_RECORD LIST_:

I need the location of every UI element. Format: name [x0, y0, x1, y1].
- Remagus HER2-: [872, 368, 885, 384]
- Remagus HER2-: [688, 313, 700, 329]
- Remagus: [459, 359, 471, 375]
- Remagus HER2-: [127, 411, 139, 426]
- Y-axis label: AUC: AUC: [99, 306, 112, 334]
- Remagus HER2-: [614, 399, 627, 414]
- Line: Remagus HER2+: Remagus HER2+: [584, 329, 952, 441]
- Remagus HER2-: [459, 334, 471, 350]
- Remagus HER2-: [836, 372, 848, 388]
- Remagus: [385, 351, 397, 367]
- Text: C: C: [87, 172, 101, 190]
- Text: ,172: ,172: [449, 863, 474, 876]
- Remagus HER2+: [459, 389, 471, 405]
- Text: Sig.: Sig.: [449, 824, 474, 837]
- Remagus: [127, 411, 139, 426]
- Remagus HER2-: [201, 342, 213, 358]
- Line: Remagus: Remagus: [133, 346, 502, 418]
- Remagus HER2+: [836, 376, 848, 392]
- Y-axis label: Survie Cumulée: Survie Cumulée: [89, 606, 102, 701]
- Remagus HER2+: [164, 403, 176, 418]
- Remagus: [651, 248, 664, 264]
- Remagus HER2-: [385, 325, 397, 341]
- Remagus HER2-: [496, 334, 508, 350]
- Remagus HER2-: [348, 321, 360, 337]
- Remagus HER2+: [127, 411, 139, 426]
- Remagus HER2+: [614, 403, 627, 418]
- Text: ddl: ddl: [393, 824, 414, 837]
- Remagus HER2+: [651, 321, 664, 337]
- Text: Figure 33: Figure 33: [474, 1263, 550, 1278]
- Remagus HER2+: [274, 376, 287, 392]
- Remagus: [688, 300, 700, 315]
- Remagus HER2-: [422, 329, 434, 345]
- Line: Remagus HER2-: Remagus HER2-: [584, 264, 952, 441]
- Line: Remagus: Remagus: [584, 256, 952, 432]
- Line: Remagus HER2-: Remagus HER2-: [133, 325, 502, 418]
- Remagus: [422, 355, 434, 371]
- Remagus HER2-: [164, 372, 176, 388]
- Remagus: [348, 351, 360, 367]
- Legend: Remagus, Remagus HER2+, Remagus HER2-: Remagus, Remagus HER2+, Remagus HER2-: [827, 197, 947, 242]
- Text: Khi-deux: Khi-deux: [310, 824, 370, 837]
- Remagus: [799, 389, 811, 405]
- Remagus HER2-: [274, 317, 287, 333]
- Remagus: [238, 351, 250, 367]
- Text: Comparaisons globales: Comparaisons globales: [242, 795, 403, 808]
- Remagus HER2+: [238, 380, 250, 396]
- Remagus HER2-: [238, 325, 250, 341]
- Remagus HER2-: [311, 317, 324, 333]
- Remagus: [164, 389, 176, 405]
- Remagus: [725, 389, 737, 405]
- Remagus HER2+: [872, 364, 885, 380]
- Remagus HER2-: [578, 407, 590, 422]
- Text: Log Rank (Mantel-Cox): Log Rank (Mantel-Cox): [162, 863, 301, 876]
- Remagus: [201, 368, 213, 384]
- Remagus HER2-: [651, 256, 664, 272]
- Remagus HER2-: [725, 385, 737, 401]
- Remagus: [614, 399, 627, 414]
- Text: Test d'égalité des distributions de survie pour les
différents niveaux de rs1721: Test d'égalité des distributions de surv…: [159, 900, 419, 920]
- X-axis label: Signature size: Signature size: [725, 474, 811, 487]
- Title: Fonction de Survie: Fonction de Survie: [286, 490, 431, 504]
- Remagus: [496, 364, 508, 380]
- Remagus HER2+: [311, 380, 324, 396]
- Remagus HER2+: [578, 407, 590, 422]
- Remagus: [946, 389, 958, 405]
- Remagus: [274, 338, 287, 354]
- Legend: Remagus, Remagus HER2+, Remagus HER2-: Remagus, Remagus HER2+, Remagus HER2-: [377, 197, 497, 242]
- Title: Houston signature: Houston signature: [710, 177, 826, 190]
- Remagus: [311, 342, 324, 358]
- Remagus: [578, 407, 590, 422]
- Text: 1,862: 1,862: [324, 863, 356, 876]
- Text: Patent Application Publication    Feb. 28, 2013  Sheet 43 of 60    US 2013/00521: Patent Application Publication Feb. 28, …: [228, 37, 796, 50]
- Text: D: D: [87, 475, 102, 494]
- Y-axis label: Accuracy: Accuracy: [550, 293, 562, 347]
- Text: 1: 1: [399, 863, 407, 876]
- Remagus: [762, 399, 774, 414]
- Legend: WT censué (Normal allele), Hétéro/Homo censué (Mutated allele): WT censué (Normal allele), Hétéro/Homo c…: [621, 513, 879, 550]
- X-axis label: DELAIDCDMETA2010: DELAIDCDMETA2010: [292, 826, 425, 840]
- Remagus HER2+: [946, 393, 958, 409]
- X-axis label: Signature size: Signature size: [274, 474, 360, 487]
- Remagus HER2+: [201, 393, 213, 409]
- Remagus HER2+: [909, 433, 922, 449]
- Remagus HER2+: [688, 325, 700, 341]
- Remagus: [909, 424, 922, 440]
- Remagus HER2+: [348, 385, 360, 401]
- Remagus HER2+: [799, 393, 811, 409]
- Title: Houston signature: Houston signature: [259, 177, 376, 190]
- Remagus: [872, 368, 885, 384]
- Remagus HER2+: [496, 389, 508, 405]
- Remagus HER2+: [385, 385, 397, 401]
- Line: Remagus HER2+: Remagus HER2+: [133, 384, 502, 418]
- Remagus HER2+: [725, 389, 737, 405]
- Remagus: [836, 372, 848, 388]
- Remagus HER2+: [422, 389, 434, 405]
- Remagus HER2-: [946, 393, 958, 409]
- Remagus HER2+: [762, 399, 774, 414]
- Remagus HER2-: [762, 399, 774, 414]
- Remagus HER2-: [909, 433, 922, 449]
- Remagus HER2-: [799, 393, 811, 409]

_PROBLEM TO SOLVE_: Reproduce every one of the rows above verbatim, keeping their original order.

_FINAL RESULT_:
I need the location of every UI element. Format: name [x0, y0, x1, y1].
- Remagus HER2-: [872, 368, 885, 384]
- Remagus HER2-: [688, 313, 700, 329]
- Remagus: [459, 359, 471, 375]
- Remagus HER2-: [127, 411, 139, 426]
- Y-axis label: AUC: AUC: [99, 306, 112, 334]
- Remagus HER2-: [614, 399, 627, 414]
- Line: Remagus HER2+: Remagus HER2+: [584, 329, 952, 441]
- Remagus HER2-: [459, 334, 471, 350]
- Remagus HER2-: [836, 372, 848, 388]
- Remagus: [385, 351, 397, 367]
- Text: C: C: [87, 172, 101, 190]
- Text: ,172: ,172: [449, 863, 474, 876]
- Remagus HER2+: [459, 389, 471, 405]
- Text: Sig.: Sig.: [449, 824, 474, 837]
- Remagus: [127, 411, 139, 426]
- Remagus HER2-: [201, 342, 213, 358]
- Line: Remagus: Remagus: [133, 346, 502, 418]
- Remagus HER2+: [836, 376, 848, 392]
- Y-axis label: Survie Cumulée: Survie Cumulée: [89, 606, 102, 701]
- Remagus HER2+: [164, 403, 176, 418]
- Remagus: [651, 248, 664, 264]
- Remagus HER2-: [385, 325, 397, 341]
- Remagus HER2-: [496, 334, 508, 350]
- Remagus HER2-: [348, 321, 360, 337]
- Remagus HER2+: [127, 411, 139, 426]
- Remagus HER2+: [614, 403, 627, 418]
- Text: ddl: ddl: [393, 824, 414, 837]
- Remagus HER2+: [651, 321, 664, 337]
- Text: Figure 33: Figure 33: [474, 1263, 550, 1278]
- Remagus HER2+: [274, 376, 287, 392]
- Remagus: [688, 300, 700, 315]
- Remagus HER2-: [422, 329, 434, 345]
- Line: Remagus HER2-: Remagus HER2-: [584, 264, 952, 441]
- Line: Remagus: Remagus: [584, 256, 952, 432]
- Line: Remagus HER2-: Remagus HER2-: [133, 325, 502, 418]
- Remagus: [422, 355, 434, 371]
- Remagus HER2-: [164, 372, 176, 388]
- Remagus: [348, 351, 360, 367]
- Legend: Remagus, Remagus HER2+, Remagus HER2-: Remagus, Remagus HER2+, Remagus HER2-: [827, 197, 947, 242]
- Text: Khi-deux: Khi-deux: [310, 824, 370, 837]
- Remagus: [799, 389, 811, 405]
- Remagus HER2-: [274, 317, 287, 333]
- Remagus: [238, 351, 250, 367]
- Text: Comparaisons globales: Comparaisons globales: [242, 795, 403, 808]
- Remagus HER2+: [238, 380, 250, 396]
- Remagus HER2-: [238, 325, 250, 341]
- Remagus HER2-: [311, 317, 324, 333]
- Remagus: [164, 389, 176, 405]
- Remagus: [725, 389, 737, 405]
- Remagus HER2+: [872, 364, 885, 380]
- Remagus HER2-: [578, 407, 590, 422]
- Text: Log Rank (Mantel-Cox): Log Rank (Mantel-Cox): [162, 863, 301, 876]
- Remagus: [201, 368, 213, 384]
- Remagus HER2-: [651, 256, 664, 272]
- Remagus HER2-: [725, 385, 737, 401]
- Remagus: [614, 399, 627, 414]
- Text: Test d'égalité des distributions de survie pour les
différents niveaux de rs1721: Test d'égalité des distributions de surv…: [159, 900, 419, 920]
- X-axis label: Signature size: Signature size: [725, 474, 811, 487]
- Title: Fonction de Survie: Fonction de Survie: [286, 490, 431, 504]
- Remagus: [496, 364, 508, 380]
- Remagus HER2+: [311, 380, 324, 396]
- Remagus HER2+: [578, 407, 590, 422]
- Remagus: [946, 389, 958, 405]
- Remagus: [274, 338, 287, 354]
- Legend: Remagus, Remagus HER2+, Remagus HER2-: Remagus, Remagus HER2+, Remagus HER2-: [377, 197, 497, 242]
- Title: Houston signature: Houston signature: [710, 177, 826, 190]
- Remagus: [311, 342, 324, 358]
- Remagus: [578, 407, 590, 422]
- Text: 1,862: 1,862: [324, 863, 356, 876]
- Text: Patent Application Publication    Feb. 28, 2013  Sheet 43 of 60    US 2013/00521: Patent Application Publication Feb. 28, …: [228, 37, 796, 50]
- Text: D: D: [87, 475, 102, 494]
- Y-axis label: Accuracy: Accuracy: [550, 293, 562, 347]
- Text: 1: 1: [399, 863, 407, 876]
- Remagus: [762, 399, 774, 414]
- Legend: WT censué (Normal allele), Hétéro/Homo censué (Mutated allele): WT censué (Normal allele), Hétéro/Homo c…: [621, 513, 879, 550]
- X-axis label: DELAIDCDMETA2010: DELAIDCDMETA2010: [292, 826, 425, 840]
- Remagus HER2+: [946, 393, 958, 409]
- X-axis label: Signature size: Signature size: [274, 474, 360, 487]
- Remagus HER2+: [201, 393, 213, 409]
- Remagus HER2+: [909, 433, 922, 449]
- Remagus HER2+: [688, 325, 700, 341]
- Remagus: [909, 424, 922, 440]
- Remagus HER2+: [348, 385, 360, 401]
- Remagus HER2+: [799, 393, 811, 409]
- Title: Houston signature: Houston signature: [259, 177, 376, 190]
- Remagus: [872, 368, 885, 384]
- Remagus HER2+: [496, 389, 508, 405]
- Remagus HER2+: [385, 385, 397, 401]
- Line: Remagus HER2+: Remagus HER2+: [133, 384, 502, 418]
- Remagus HER2+: [725, 389, 737, 405]
- Remagus: [836, 372, 848, 388]
- Remagus HER2+: [422, 389, 434, 405]
- Remagus HER2-: [946, 393, 958, 409]
- Remagus HER2+: [762, 399, 774, 414]
- Remagus HER2-: [762, 399, 774, 414]
- Remagus HER2-: [909, 433, 922, 449]
- Remagus HER2-: [799, 393, 811, 409]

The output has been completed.